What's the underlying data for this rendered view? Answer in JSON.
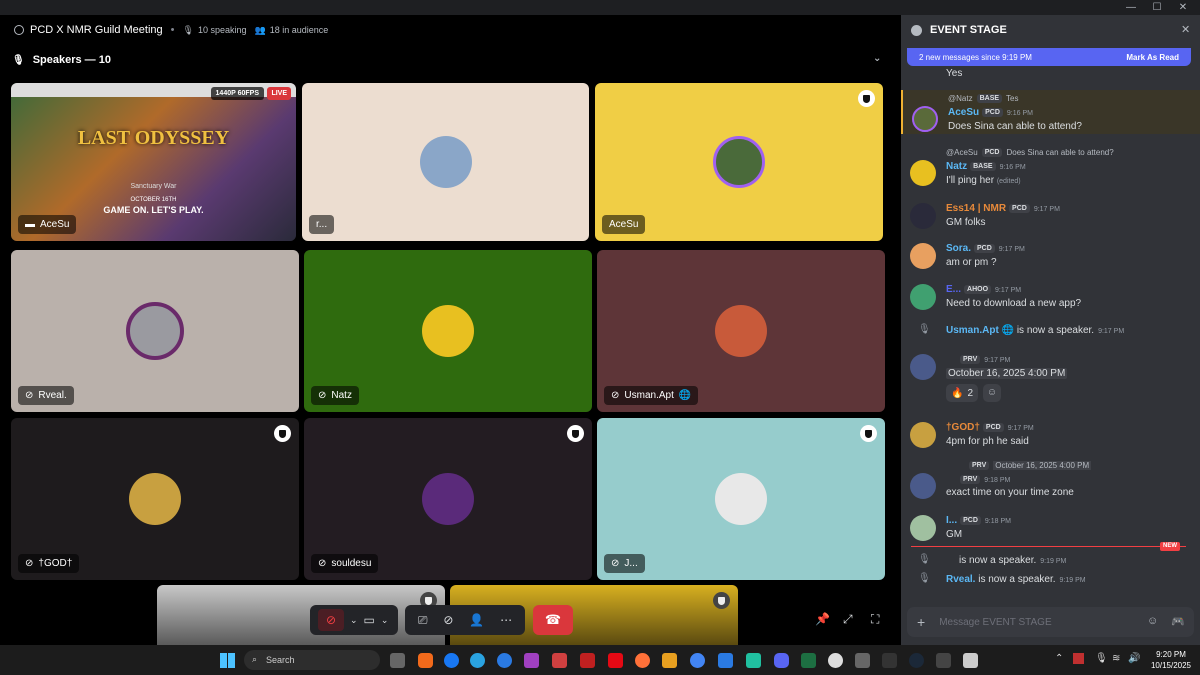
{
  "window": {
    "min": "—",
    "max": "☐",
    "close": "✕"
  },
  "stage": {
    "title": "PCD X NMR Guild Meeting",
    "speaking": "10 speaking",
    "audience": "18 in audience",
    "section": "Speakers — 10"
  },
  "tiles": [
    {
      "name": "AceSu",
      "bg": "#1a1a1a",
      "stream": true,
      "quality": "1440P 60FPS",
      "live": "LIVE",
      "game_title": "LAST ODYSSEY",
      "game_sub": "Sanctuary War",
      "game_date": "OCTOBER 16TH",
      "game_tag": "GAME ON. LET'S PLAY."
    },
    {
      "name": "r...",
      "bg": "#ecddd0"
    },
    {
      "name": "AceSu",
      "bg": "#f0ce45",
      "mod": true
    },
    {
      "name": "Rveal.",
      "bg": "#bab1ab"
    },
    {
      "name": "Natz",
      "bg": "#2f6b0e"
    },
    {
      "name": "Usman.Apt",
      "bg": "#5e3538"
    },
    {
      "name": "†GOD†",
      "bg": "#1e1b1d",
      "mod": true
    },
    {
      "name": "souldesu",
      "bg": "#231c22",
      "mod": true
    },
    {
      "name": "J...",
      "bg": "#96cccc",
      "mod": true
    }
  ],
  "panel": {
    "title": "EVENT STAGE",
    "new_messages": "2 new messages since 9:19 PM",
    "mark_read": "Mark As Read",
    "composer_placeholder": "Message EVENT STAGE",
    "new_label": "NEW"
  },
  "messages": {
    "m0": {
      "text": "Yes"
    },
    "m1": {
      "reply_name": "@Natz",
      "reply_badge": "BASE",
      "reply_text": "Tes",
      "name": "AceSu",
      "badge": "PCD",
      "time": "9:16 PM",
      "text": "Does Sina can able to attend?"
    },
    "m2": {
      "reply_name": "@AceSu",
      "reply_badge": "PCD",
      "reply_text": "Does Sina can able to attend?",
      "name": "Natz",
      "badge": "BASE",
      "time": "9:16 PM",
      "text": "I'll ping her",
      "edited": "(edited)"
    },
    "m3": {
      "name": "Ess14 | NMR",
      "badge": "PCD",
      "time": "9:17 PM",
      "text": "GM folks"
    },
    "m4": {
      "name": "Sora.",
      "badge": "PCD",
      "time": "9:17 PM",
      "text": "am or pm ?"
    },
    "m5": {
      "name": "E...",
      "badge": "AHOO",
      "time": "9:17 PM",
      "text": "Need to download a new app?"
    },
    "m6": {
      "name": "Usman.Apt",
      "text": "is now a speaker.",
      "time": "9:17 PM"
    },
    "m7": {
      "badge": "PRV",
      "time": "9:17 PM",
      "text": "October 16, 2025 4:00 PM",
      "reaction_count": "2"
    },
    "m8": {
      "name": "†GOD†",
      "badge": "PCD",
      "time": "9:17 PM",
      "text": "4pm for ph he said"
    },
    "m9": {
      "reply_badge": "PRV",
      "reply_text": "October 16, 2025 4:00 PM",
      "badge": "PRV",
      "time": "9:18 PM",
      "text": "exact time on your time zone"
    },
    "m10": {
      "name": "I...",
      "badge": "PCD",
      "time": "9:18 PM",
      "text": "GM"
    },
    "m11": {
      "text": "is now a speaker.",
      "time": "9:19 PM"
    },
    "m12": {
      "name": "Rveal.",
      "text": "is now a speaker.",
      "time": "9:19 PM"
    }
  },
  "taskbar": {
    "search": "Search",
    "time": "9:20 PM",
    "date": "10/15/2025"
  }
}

################

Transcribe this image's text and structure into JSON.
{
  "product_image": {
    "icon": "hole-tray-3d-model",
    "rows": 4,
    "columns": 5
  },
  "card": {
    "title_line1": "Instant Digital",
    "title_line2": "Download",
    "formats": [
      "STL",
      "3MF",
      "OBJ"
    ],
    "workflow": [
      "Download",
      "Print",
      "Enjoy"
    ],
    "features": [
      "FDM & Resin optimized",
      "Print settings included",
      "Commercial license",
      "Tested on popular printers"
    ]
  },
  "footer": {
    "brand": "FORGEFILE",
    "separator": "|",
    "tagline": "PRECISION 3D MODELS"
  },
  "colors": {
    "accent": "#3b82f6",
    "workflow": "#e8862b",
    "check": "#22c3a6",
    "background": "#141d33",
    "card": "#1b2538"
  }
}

################

▶ _OBJECTIVE_
Search the data for "EVENT". Copy every matching line.

▶ _RIGHT ANSWER_
    "title": "EVENT STAGE",
    "composer_placeholder": "Message EVENT STAGE",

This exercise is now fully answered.